# start of Working data

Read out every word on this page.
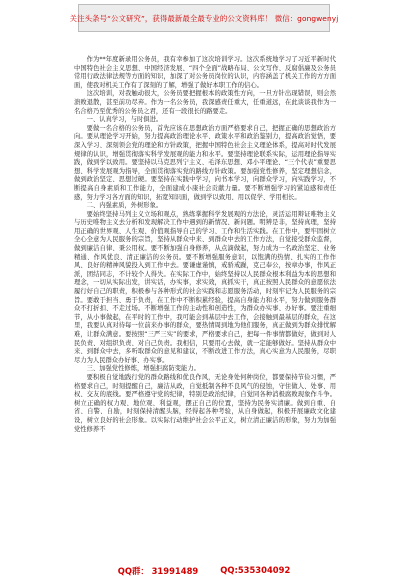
关注头条号“公文研究”，获得最新最全最专业的公文资料库！ 微信：gongwenyj

作为**年度新录用公务员，我有幸参加了这次培训学习。这次系统地学习了习近平新时代中国特色社会主义思想、中国经济发展、“四个全面”战略布局、公文写作、反腐倡廉及公务员常用行政法律法规等方面的知识，加深了对公务员岗位的认识，内容涵盖了机关工作的方方面面，使我对机关工作有了深刻的了解，增强了做好本职工作的信心。

这次培训，对我触动很大，公务员要把握根本的政策性方向，一旦方针出现错误，则会然溃败退散，甚至前功尽弃。作为一名公务员，我深感责任重大，任重道远，在此谈谈我作为一名合格乃至优秀的公务员之君，还有一段很长的路要走。

一、认真学习，与时俱进。

要做一名合格的公务员，首先应该在思想政治方面严格要求自己，把握正确的思想政治方向。要从理论学习开始，努力提高政治理论水平、政策水平和政治鉴别力，提高政治觉悟，要深入学习、深刻领会党的理论和方针政策，把握中国特色社会主义理论体系，提高对时代发展规律的认识，增强贯彻落实科学发展观的能力和水平。要坚持理论联系实际，运用理论指导实践，做到学以致用。要坚持以马克思列宁主义、毛泽东思想、邓小平理论、“三个代表”重要思想、科学发展观为指导，全面贯彻落实党的路线方针政策。要加强党性修养，坚定理想信念，做到政治坚定、思想过硬。要坚持在实践中学习，向书本学习，向群众学习，向实践学习，不断提高自身素质和工作能力，全面建成小康社会贡献力量。要不断增强学习的紧迫感和责任感，努力学习各方面的知识，拓宽知识面，做到学以致用、用以促学、学用相长。

二、内强素质，外树形象。

要始终坚持马列主义立场和观点，熟练掌握科学发展观的方法论，灵活运用辩证唯物主义与历史唯物主义去分析和发现解决工作中遇到的新情况、新问题。明辨是非，坚持真理，坚持用正确的世界观、人生观、价值观指导自己的学习、工作和生活实践。在工作中，要牢固树立全心全意为人民服务的宗旨，坚持从群众中来、到群众中去的工作方法，自觉接受群众监督，做到廉洁自律、秉公用权。要不断加强自身修养，从点滴做起，努力成为一名政治坚定、业务精通、作风优良、清正廉洁的公务员。要不断增强服务意识，以饱满的热情、扎实的工作作风、良好的精神风貌投入到工作中去。要谦虚谨慎，戒骄戒躁，克己奉公，按章办事，作风正派，团结同志，不计较个人得失。在实际工作中，始终坚持以人民群众根本利益为本的思想和理念，一切从实际出发，讲实话，办实事，求实效，真抓实干，真正按照人民群众的意愿依法履行好自己的职责，积极参与各种形式的社会实践和志愿服务活动，时刻牢记为人民服务的宗旨。要敢于担当、勇于负责，在工作中不断积累经验，提高自身能力和水平，努力做到服务群众不打折扣、不走过场。不断增强工作的主动性和创造性，为群众办实事、办好事。要注重细节，从小事做起，在平时的工作中，我可能会到基层中去工作，会接触到最基层的群众，在这里，我要认真对待每一位前来办事的群众，要热情周到地为他们服务，真正做到为群众排忧解难，让群众满意。要按照“三严三实”的要求，严格要求自己，把每一件事情都做好，做到对人民负责、对组织负责、对自己负责。我相信，只要用心去做，就一定能够做好。坚持从群众中来、到群众中去，多听取群众的意见和建议，不断改进工作方法，真心实意为人民服务，尽职尽力为人民群众办好事、办实事。

三、加强党性修炼，增强拒腐防变能力。

要积极自觉地践行党的群众路线和优良作风，无论身处何种岗位，都要保持节俭习惯，严格要求自己，时刻提醒自己，廉洁从政，自觉抵制各种不良风气的侵蚀，守住做人、处事、用权、交友的底线。要严格遵守党的纪律，特别是政治纪律，自觉同各种消极腐败现象作斗争。树立正确的权力观、地位观、利益观，摆正自己的位置，坚持为民务实清廉。做到自重、自省、自警、自励，时刻保持清醒头脑，经得起各种考验，从自身做起，积极开展廉政文化建设，树立良好的社会形象。以实际行动维护社会公平正义，树立清正廉洁的形象，努力为加强党性修养不

QQ群： 31991489	QQ:535304092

# end of Working data

Objective
Write out every record above exactly as it stands, but leave out the pictures.

Written answer
Read out every word on this page.
关注头条号“公文研究”，获得最新最全最专业的公文资料库！ 微信：gongwenyj

作为**年度新录用公务员，我有幸参加了这次培训学习。这次系统地学习了习近平新时代中国特色社会主义思想、中国经济发展、“四个全面”战略布局、公文写作、反腐倡廉及公务员常用行政法律法规等方面的知识，加深了对公务员岗位的认识，内容涵盖了机关工作的方方面面，使我对机关工作有了深刻的了解，增强了做好本职工作的信心。

这次培训，对我触动很大，公务员要把握根本的政策性方向，一旦方针出现错误，则会然溃败退散，甚至前功尽弃。作为一名公务员，我深感责任重大，任重道远，在此谈谈我作为一名合格乃至优秀的公务员之君，还有一段很长的路要走。

一、认真学习，与时俱进。

要做一名合格的公务员，首先应该在思想政治方面严格要求自己，把握正确的思想政治方向。要从理论学习开始，努力提高政治理论水平、政策水平和政治鉴别力，提高政治觉悟，要深入学习、深刻领会党的理论和方针政策，把握中国特色社会主义理论体系，提高对时代发展规律的认识，增强贯彻落实科学发展观的能力和水平。要坚持理论联系实际，运用理论指导实践，做到学以致用。要坚持以马克思列宁主义、毛泽东思想、邓小平理论、“三个代表”重要思想、科学发展观为指导，全面贯彻落实党的路线方针政策。要加强党性修养，坚定理想信念，做到政治坚定、思想过硬。要坚持在实践中学习，向书本学习，向群众学习，向实践学习，不断提高自身素质和工作能力，全面建成小康社会贡献力量。要不断增强学习的紧迫感和责任感，努力学习各方面的知识，拓宽知识面，做到学以致用、用以促学、学用相长。

二、内强素质，外树形象。

要始终坚持马列主义立场和观点，熟练掌握科学发展观的方法论，灵活运用辩证唯物主义与历史唯物主义去分析和发现解决工作中遇到的新情况、新问题。明辨是非，坚持真理，坚持用正确的世界观、人生观、价值观指导自己的学习、工作和生活实践。在工作中，要牢固树立全心全意为人民服务的宗旨，坚持从群众中来、到群众中去的工作方法，自觉接受群众监督，做到廉洁自律、秉公用权。要不断加强自身修养，从点滴做起，努力成为一名政治坚定、业务精通、作风优良、清正廉洁的公务员。要不断增强服务意识，以饱满的热情、扎实的工作作风、良好的精神风貌投入到工作中去。要谦虚谨慎，戒骄戒躁，克己奉公，按章办事，作风正派，团结同志，不计较个人得失。在实际工作中，始终坚持以人民群众根本利益为本的思想和理念，一切从实际出发，讲实话，办实事，求实效，真抓实干，真正按照人民群众的意愿依法履行好自己的职责，积极参与各种形式的社会实践和志愿服务活动，时刻牢记为人民服务的宗旨。要敢于担当、勇于负责，在工作中不断积累经验，提高自身能力和水平，努力做到服务群众不打折扣、不走过场。不断增强工作的主动性和创造性，为群众办实事、办好事。要注重细节，从小事做起，在平时的工作中，我可能会到基层中去工作，会接触到最基层的群众，在这里，我要认真对待每一位前来办事的群众，要热情周到地为他们服务，真正做到为群众排忧解难，让群众满意。要按照“三严三实”的要求，严格要求自己，把每一件事情都做好，做到对人民负责、对组织负责、对自己负责。我相信，只要用心去做，就一定能够做好。坚持从群众中来、到群众中去，多听取群众的意见和建议，不断改进工作方法，真心实意为人民服务，尽职尽力为人民群众办好事、办实事。

三、加强党性修炼，增强拒腐防变能力。

要积极自觉地践行党的群众路线和优良作风，无论身处何种岗位，都要保持节俭习惯，严格要求自己，时刻提醒自己，廉洁从政，自觉抵制各种不良风气的侵蚀，守住做人、处事、用权、交友的底线。要严格遵守党的纪律，特别是政治纪律，自觉同各种消极腐败现象作斗争。树立正确的权力观、地位观、利益观，摆正自己的位置，坚持为民务实清廉。做到自重、自省、自警、自励，时刻保持清醒头脑，经得起各种考验，从自身做起，积极开展廉政文化建设，树立良好的社会形象。以实际行动维护社会公平正义，树立清正廉洁的形象，努力为加强党性修养不

QQ群： 31991489	QQ:535304092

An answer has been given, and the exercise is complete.